SET PROBLEM:
Extract each line holding the word "series" from the entries.
──────────
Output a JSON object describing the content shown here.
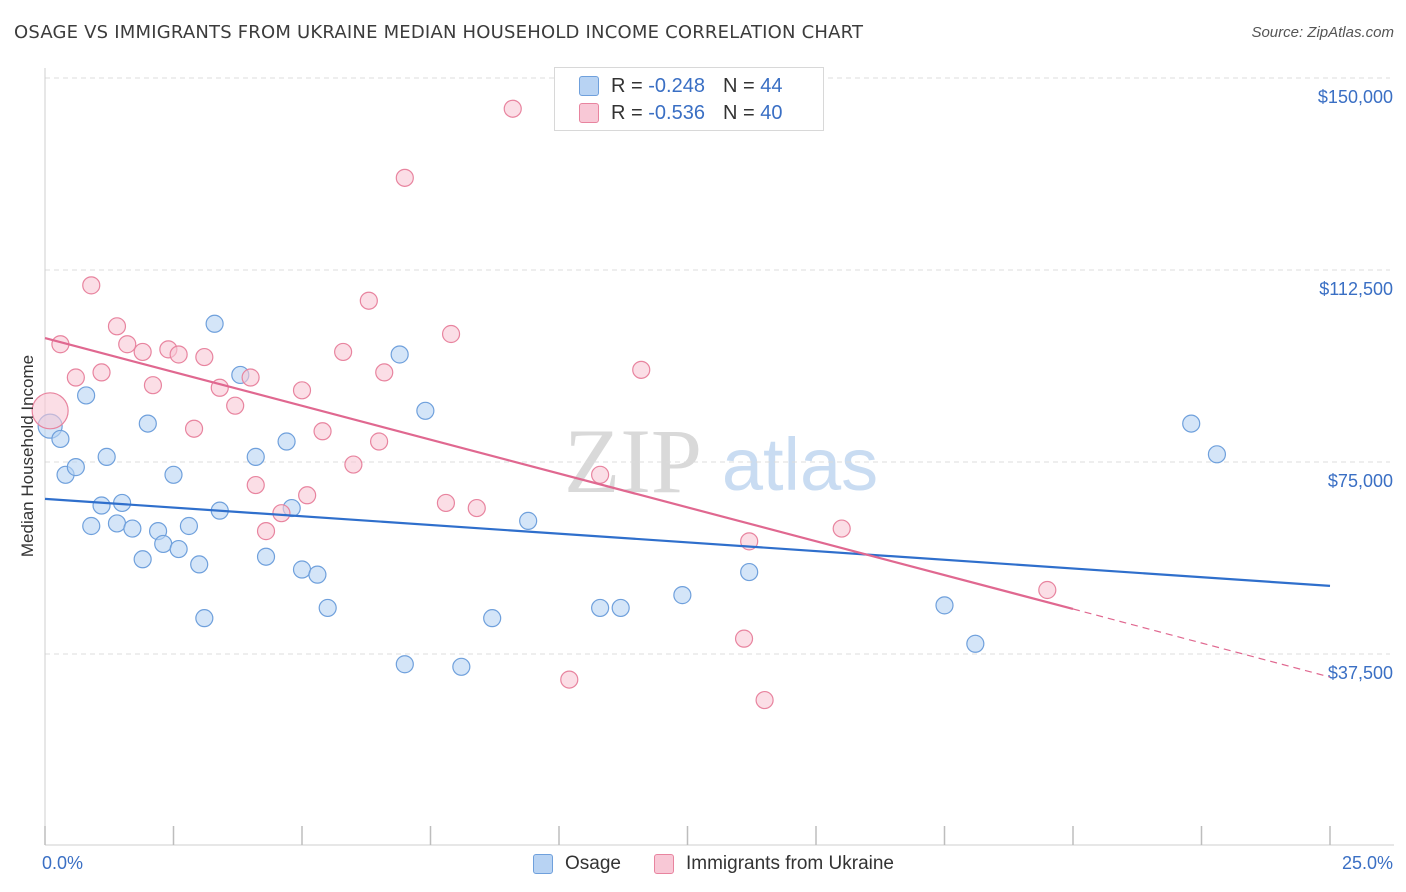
{
  "title": "OSAGE VS IMMIGRANTS FROM UKRAINE MEDIAN HOUSEHOLD INCOME CORRELATION CHART",
  "source": "Source: ZipAtlas.com",
  "watermark": {
    "left": "ZIP",
    "right": "atlas"
  },
  "legend_top": {
    "rows": [
      {
        "r_label": "R = ",
        "r_value": "-0.248",
        "n_label": "N = ",
        "n_value": "44"
      },
      {
        "r_label": "R = ",
        "r_value": "-0.536",
        "n_label": "N = ",
        "n_value": "40"
      }
    ]
  },
  "colors": {
    "osage_fill": "#b8d3f3",
    "osage_stroke": "#6fa0dc",
    "osage_line": "#2f6fcc",
    "ukraine_fill": "#f8c8d6",
    "ukraine_stroke": "#e8849f",
    "ukraine_line": "#e06890",
    "tick_label": "#3a6fc4",
    "grid": "#dcdcdc"
  },
  "chart_data": {
    "type": "scatter",
    "title": "OSAGE VS IMMIGRANTS FROM UKRAINE MEDIAN HOUSEHOLD INCOME CORRELATION CHART",
    "xlabel": "",
    "ylabel": "Median Household Income",
    "xlim": [
      0,
      25
    ],
    "ylim": [
      0,
      155000
    ],
    "x_tick_labels": [
      "0.0%",
      "25.0%"
    ],
    "y_ticks": [
      37500,
      75000,
      112500,
      150000
    ],
    "y_tick_labels": [
      "$37,500",
      "$75,000",
      "$112,500",
      "$150,000"
    ],
    "grid": true,
    "legend_position": "bottom",
    "series": [
      {
        "name": "Osage",
        "points": [
          [
            0.1,
            82000
          ],
          [
            0.3,
            79500
          ],
          [
            0.4,
            72500
          ],
          [
            0.6,
            74000
          ],
          [
            0.8,
            88000
          ],
          [
            0.9,
            62500
          ],
          [
            1.1,
            66500
          ],
          [
            1.2,
            76000
          ],
          [
            1.4,
            63000
          ],
          [
            1.5,
            67000
          ],
          [
            1.7,
            62000
          ],
          [
            1.9,
            56000
          ],
          [
            2.0,
            82500
          ],
          [
            2.2,
            61500
          ],
          [
            2.3,
            59000
          ],
          [
            2.5,
            72500
          ],
          [
            2.6,
            58000
          ],
          [
            2.8,
            62500
          ],
          [
            3.0,
            55000
          ],
          [
            3.1,
            44500
          ],
          [
            3.3,
            102000
          ],
          [
            3.4,
            65500
          ],
          [
            3.8,
            92000
          ],
          [
            4.1,
            76000
          ],
          [
            4.3,
            56500
          ],
          [
            4.7,
            79000
          ],
          [
            4.8,
            66000
          ],
          [
            5.0,
            54000
          ],
          [
            5.3,
            53000
          ],
          [
            5.5,
            46500
          ],
          [
            6.9,
            96000
          ],
          [
            7.0,
            35500
          ],
          [
            7.4,
            85000
          ],
          [
            8.1,
            35000
          ],
          [
            8.7,
            44500
          ],
          [
            9.4,
            63500
          ],
          [
            10.8,
            46500
          ],
          [
            11.2,
            46500
          ],
          [
            12.4,
            49000
          ],
          [
            13.7,
            53500
          ],
          [
            17.5,
            47000
          ],
          [
            18.1,
            39500
          ],
          [
            22.3,
            82500
          ],
          [
            22.8,
            76500
          ]
        ]
      },
      {
        "name": "Immigrants from Ukraine",
        "points": [
          [
            0.1,
            85000
          ],
          [
            0.3,
            98000
          ],
          [
            0.6,
            91500
          ],
          [
            0.9,
            109500
          ],
          [
            1.1,
            92500
          ],
          [
            1.4,
            101500
          ],
          [
            1.6,
            98000
          ],
          [
            1.9,
            96500
          ],
          [
            2.1,
            90000
          ],
          [
            2.4,
            97000
          ],
          [
            2.6,
            96000
          ],
          [
            2.9,
            81500
          ],
          [
            3.1,
            95500
          ],
          [
            3.4,
            89500
          ],
          [
            3.7,
            86000
          ],
          [
            4.0,
            91500
          ],
          [
            4.1,
            70500
          ],
          [
            4.3,
            61500
          ],
          [
            4.6,
            65000
          ],
          [
            5.0,
            89000
          ],
          [
            5.1,
            68500
          ],
          [
            5.4,
            81000
          ],
          [
            5.8,
            96500
          ],
          [
            6.0,
            74500
          ],
          [
            6.3,
            106500
          ],
          [
            6.5,
            79000
          ],
          [
            6.6,
            92500
          ],
          [
            7.0,
            130500
          ],
          [
            7.8,
            67000
          ],
          [
            7.9,
            100000
          ],
          [
            8.4,
            66000
          ],
          [
            9.1,
            144000
          ],
          [
            10.2,
            32500
          ],
          [
            10.8,
            72500
          ],
          [
            11.6,
            93000
          ],
          [
            13.6,
            40500
          ],
          [
            13.7,
            59500
          ],
          [
            14.0,
            28500
          ],
          [
            15.5,
            62000
          ],
          [
            19.5,
            50000
          ]
        ]
      }
    ],
    "trend_lines": [
      {
        "series": "Osage",
        "x": [
          0,
          25
        ],
        "y": [
          67800,
          50800
        ],
        "style": "solid"
      },
      {
        "series": "Immigrants from Ukraine",
        "x": [
          0,
          20
        ],
        "y": [
          99200,
          46300
        ],
        "style": "solid"
      },
      {
        "series": "Immigrants from Ukraine",
        "x": [
          20,
          25
        ],
        "y": [
          46300,
          33000
        ],
        "style": "dashed"
      }
    ]
  },
  "legend_bottom": {
    "items": [
      "Osage",
      "Immigrants from Ukraine"
    ]
  }
}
──────────
TASK ANSWER:
    "series": [
        "series": "Osage",
        "series": "Immigrants from Ukraine",
        "series": "Immigrants from Ukraine",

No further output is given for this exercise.